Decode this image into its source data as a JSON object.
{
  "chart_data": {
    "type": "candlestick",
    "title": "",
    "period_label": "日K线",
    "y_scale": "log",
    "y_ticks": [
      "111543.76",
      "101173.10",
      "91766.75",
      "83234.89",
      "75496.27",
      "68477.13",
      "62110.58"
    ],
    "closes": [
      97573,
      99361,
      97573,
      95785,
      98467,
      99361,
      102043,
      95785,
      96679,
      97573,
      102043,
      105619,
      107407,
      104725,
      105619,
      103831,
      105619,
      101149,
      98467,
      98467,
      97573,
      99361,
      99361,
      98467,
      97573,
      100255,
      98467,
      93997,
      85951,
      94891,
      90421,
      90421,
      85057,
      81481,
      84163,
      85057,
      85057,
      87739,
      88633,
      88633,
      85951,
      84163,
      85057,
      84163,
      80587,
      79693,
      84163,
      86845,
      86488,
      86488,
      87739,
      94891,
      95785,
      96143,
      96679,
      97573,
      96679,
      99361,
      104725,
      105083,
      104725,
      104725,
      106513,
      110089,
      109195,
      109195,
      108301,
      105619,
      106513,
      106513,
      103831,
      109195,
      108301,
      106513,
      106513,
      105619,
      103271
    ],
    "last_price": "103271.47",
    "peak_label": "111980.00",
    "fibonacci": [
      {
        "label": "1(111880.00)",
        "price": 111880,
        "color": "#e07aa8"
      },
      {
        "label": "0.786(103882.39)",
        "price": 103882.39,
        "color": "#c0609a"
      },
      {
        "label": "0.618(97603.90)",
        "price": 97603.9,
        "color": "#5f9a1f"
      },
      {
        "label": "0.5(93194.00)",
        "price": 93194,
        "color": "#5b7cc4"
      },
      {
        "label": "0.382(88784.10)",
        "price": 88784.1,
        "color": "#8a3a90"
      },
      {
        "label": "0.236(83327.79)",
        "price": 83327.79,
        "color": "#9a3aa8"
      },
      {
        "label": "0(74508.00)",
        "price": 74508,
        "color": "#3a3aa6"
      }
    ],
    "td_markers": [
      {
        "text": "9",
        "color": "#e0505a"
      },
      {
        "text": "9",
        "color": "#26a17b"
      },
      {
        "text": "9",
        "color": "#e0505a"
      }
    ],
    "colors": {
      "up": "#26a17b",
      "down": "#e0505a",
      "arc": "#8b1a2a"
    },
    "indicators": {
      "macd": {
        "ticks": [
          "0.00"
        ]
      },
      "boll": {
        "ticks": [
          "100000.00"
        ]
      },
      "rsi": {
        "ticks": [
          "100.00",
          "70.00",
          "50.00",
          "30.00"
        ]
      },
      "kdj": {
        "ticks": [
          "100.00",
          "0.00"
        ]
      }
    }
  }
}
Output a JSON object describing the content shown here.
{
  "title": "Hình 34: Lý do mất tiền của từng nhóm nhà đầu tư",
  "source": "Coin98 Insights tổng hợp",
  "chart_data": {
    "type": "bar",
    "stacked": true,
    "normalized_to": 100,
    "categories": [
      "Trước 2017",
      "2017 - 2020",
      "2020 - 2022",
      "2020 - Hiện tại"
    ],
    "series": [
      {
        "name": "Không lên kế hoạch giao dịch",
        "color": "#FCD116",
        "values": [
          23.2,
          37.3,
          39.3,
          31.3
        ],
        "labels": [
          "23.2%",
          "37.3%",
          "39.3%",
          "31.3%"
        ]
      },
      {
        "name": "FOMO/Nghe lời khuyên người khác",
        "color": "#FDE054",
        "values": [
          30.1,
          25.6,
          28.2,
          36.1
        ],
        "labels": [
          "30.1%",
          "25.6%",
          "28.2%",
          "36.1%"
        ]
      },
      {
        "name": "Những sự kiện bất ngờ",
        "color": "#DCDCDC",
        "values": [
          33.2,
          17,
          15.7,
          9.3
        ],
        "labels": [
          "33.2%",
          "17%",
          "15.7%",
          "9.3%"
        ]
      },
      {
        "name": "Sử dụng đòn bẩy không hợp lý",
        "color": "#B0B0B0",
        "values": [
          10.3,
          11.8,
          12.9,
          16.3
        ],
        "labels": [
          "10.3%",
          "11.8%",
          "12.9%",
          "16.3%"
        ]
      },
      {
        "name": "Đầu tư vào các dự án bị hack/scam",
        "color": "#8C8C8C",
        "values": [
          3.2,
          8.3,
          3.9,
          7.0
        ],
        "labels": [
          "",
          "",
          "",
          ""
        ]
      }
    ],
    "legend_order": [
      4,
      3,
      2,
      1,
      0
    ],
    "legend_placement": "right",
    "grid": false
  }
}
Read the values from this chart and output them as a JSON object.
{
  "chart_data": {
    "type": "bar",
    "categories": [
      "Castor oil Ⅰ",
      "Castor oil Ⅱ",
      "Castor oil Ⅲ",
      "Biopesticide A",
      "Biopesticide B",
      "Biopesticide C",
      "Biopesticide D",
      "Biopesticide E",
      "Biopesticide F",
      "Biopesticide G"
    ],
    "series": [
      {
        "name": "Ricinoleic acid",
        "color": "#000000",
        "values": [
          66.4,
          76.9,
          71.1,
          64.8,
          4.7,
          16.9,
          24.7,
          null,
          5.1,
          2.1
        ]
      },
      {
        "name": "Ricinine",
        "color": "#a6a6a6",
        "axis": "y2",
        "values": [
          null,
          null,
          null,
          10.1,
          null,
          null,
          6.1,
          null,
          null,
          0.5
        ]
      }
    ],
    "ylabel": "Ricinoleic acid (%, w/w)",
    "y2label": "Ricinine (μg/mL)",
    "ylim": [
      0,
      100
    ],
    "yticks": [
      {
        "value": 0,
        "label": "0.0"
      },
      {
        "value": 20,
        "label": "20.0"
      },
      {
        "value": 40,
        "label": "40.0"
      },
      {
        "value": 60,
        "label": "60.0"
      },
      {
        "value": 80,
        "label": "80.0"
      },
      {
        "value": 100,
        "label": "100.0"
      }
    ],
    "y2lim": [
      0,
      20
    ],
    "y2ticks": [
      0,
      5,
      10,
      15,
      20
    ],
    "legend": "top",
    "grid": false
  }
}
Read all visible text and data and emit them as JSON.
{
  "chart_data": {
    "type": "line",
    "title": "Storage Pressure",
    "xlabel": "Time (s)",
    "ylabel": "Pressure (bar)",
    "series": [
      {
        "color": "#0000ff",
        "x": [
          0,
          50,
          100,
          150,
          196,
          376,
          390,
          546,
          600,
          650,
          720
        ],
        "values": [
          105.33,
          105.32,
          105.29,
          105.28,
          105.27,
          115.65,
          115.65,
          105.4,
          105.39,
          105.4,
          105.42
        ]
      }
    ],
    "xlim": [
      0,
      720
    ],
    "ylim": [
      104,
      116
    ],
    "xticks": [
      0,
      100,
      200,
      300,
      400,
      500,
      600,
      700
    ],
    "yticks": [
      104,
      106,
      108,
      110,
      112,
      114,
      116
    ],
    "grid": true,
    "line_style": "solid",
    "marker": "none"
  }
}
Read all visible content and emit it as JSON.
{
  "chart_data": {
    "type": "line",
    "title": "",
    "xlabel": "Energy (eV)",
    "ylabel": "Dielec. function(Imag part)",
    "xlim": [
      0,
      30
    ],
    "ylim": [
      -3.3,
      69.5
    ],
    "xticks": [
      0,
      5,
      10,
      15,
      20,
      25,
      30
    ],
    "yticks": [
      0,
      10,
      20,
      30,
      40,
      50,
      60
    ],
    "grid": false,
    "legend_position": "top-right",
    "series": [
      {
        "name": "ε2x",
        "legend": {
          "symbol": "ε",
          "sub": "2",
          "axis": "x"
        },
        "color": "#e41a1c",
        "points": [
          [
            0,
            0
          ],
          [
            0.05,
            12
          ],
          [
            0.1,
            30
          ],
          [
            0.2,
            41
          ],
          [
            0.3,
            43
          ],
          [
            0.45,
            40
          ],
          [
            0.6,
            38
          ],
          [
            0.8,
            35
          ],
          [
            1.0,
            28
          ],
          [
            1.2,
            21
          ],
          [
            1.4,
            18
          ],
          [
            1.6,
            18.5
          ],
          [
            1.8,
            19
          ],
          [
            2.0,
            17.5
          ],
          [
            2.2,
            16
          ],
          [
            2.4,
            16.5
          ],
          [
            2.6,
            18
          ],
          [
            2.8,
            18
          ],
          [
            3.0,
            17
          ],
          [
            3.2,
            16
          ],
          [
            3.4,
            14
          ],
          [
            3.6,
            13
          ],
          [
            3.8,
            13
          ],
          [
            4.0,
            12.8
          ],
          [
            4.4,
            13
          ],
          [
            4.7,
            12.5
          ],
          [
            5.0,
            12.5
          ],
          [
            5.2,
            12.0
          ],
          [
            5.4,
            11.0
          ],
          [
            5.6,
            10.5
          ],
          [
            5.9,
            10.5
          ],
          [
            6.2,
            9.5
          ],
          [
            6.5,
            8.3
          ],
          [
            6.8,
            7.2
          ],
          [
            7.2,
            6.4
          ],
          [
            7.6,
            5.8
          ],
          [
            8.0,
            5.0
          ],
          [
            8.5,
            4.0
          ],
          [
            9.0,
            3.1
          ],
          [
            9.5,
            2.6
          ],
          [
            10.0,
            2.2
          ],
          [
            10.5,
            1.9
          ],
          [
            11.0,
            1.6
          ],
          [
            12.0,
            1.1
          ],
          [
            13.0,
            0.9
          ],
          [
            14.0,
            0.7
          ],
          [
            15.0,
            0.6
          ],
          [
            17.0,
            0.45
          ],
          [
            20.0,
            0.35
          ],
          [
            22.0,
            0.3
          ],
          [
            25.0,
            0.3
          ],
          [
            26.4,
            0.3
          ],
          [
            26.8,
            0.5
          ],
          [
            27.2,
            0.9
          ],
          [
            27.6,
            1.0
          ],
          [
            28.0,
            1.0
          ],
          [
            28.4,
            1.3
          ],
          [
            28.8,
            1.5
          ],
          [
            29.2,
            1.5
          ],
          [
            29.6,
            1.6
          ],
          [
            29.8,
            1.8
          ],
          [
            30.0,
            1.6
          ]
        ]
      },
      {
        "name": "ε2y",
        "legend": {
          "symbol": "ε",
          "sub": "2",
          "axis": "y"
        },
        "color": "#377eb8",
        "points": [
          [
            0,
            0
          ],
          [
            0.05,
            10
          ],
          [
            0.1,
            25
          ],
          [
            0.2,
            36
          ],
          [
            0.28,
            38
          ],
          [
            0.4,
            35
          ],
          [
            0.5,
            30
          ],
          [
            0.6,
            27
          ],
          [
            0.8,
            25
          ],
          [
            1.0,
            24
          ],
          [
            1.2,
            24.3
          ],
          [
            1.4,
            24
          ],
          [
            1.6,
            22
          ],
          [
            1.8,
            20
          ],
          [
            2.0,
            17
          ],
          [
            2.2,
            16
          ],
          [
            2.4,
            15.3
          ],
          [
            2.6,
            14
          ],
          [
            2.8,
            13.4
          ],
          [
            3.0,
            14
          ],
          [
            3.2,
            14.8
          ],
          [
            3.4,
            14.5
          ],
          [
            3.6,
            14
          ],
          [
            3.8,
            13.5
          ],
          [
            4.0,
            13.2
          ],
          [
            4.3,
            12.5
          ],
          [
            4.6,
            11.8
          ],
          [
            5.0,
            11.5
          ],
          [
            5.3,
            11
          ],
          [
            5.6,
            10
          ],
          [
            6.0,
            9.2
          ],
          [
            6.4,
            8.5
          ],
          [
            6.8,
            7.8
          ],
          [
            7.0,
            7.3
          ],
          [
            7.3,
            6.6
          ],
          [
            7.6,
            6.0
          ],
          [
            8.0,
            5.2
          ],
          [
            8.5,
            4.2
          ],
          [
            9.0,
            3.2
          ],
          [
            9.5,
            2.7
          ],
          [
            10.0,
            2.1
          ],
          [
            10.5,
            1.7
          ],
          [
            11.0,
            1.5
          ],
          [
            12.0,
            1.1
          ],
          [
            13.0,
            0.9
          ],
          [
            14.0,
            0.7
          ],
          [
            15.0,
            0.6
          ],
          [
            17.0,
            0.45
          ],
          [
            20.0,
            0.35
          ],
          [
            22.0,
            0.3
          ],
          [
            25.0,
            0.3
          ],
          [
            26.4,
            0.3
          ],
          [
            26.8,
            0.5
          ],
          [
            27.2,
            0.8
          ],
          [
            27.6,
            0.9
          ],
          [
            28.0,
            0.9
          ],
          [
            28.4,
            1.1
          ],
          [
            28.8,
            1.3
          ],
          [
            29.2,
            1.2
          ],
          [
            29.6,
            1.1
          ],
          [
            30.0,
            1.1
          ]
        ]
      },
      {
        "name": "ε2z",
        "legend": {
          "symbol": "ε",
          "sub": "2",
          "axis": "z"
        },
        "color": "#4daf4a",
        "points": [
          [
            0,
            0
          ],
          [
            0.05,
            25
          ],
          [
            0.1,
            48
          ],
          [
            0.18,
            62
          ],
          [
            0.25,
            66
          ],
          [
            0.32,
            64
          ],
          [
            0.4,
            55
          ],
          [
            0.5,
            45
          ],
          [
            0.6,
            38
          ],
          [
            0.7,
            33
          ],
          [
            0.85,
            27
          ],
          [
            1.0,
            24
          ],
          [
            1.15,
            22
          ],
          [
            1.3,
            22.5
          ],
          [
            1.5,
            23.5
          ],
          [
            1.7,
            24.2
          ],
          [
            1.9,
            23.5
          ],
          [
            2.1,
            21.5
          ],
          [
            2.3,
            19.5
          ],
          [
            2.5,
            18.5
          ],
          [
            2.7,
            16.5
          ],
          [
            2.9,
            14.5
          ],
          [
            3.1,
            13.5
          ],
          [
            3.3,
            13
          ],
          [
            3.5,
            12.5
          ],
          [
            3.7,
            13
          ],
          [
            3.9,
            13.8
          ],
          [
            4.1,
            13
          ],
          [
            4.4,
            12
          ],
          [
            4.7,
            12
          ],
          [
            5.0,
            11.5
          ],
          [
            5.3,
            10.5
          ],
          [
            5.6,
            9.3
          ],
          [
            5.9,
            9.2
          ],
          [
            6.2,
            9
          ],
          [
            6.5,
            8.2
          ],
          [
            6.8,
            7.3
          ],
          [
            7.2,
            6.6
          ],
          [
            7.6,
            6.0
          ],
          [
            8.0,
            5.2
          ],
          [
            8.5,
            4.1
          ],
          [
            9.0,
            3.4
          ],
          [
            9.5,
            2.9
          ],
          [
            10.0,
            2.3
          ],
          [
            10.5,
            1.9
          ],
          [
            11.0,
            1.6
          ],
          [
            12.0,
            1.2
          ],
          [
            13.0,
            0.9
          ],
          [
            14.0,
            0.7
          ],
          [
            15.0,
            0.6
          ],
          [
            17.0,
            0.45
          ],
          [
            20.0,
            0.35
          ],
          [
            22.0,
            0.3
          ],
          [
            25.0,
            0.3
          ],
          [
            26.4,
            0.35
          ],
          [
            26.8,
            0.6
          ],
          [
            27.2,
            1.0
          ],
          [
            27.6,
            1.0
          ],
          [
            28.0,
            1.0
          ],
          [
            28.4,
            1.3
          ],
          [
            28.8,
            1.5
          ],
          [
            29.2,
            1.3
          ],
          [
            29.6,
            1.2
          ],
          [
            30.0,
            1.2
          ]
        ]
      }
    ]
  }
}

-------

List all lines from the entries that include the word "Biopesticide".

■ PROBLEM SOLUTION
      "Biopesticide A",
      "Biopesticide B",
      "Biopesticide C",
      "Biopesticide D",
      "Biopesticide E",
      "Biopesticide F",
      "Biopesticide G"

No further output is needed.